Tarefas:
- a) Por favor, devolva fielmente o trecho do texto sobre modismos de linguagem que começa nas palavras "Vale comemorar se" e termina depois de "todo o instante.".
- b) Que verbos o texto sobre modismos de linguagem aponta como substitutos de "performar"?

Trecho exibido:
Vale comemorar se o repórter usar “fim do dia”, porque na maioria das vezes ele vai dizer ou escrever “final do dia”, trocando o substantivo pelo adjetivo, algo que dói no ouvido. Basta ligar o rádio numa sexta-feira para ouvir sem parar a expressão “final de semana” no lugar de “fim de semana”. Dicionários até admitem “final” como substantivo, mas a palavra é primordialmente um adjetivo. Se o fim de semana fosse final de semana, o início dela seria inicial.

Mas vamos em frente. “Bora” é uma peste que se espalha nas redes sociais, no lugar de “vamos” ou “vamos em frente”. Sim, trata-se de uma simplificação e as línguas precisam aceitá-las, porque isso é sinal de que estão vivas. Ninguém muda nada no latim, por exemplo, porque é uma língua morta. Mas, convenhamos, não dá para aguentar “bora” sendo repetido a todo o instante.

O “alinhar” pretende ser chique. Em qualquer reunião corporativa, alguém solta esse verbo, que virou quase intransitivo e significa que todos devem pensar e falar a mesma coisa, ter o mesmo discurso, ou “narrativa”.

Muitas manias vêm do inglês. “Disruptivo”, por exemplo, vem de “disruptive”, embora a palavra tenha origem no latim. Tem sinônimos como destruidor, mas não aceitos pelo modismo. E não pode ser aplicado em qualquer situação. Disruptivo é um produto ou serviço que cria um novo mercado e mata ou desestabiliza os concorrentes que dominam o setor.

Outra que veio do inglês é “performar”. Ela não está nos dicionários, mas é dita com frequência também em reuniões corporativas. Neologismos são bem-vindos, mas quando não há substitutos no português, o que não é o caso de performar, anglicismo cafona que, nestes tempos autoritários, poderia ser vetado por decreto. Entre outros substitutos, há funcionar, executar, desempenhar.

Há muito tempo observa-se um cacoete entre economistas e gente do mercado financeiro. É o “de novo”, usado para repetir um argumento. O vício vem do “again”, muito utilizado por acadêmicos americanos. Nada contra, mas o excesso de “de novo” indica que o discurso é redundante.

Dados fornecidos:
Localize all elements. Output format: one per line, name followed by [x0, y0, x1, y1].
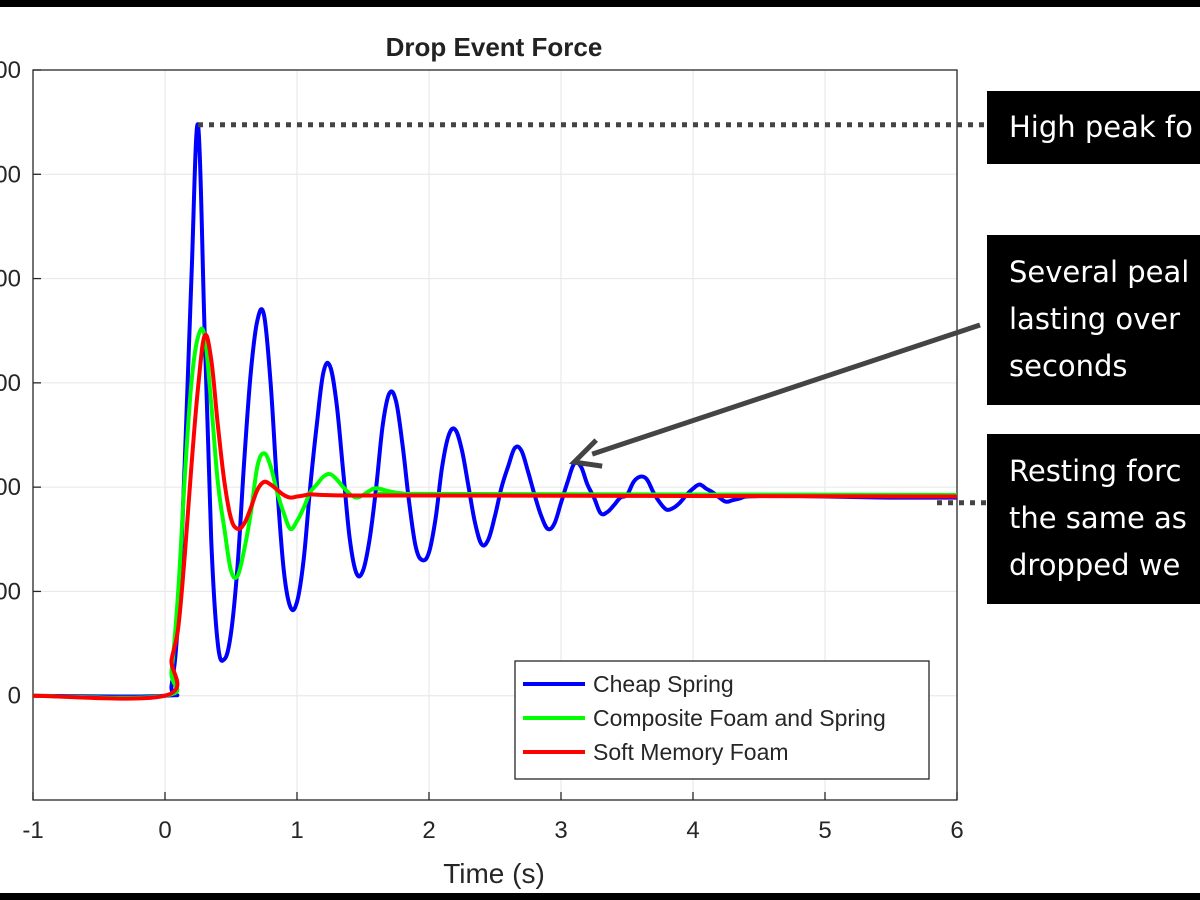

Respostas do exercício:
- a)
Vale comemorar se o repórter usar “fim do dia”, porque na maioria das vezes ele vai dizer ou escrever “final do dia”, trocando o substantivo pelo adjetivo, algo que dói no ouvido. Basta ligar o rádio numa sexta-feira para ouvir sem parar a expressão “final de semana” no lugar de “fim de semana”. Dicionários até admitem “final” como substantivo, mas a palavra é primordialmente um adjetivo. Se o fim de semana fosse final de semana, o início dela seria inicial.

Mas vamos em frente. “Bora” é uma peste que se espalha nas redes sociais, no lugar de “vamos” ou “vamos em frente”. Sim, trata-se de uma simplificação e as línguas precisam aceitá-las, porque isso é sinal de que estão vivas. Ninguém muda nada no latim, por exemplo, porque é uma língua morta. Mas, convenhamos, não dá para aguentar “bora” sendo repetido a todo o instante.

- b) Funcionar, executar e desempenhar.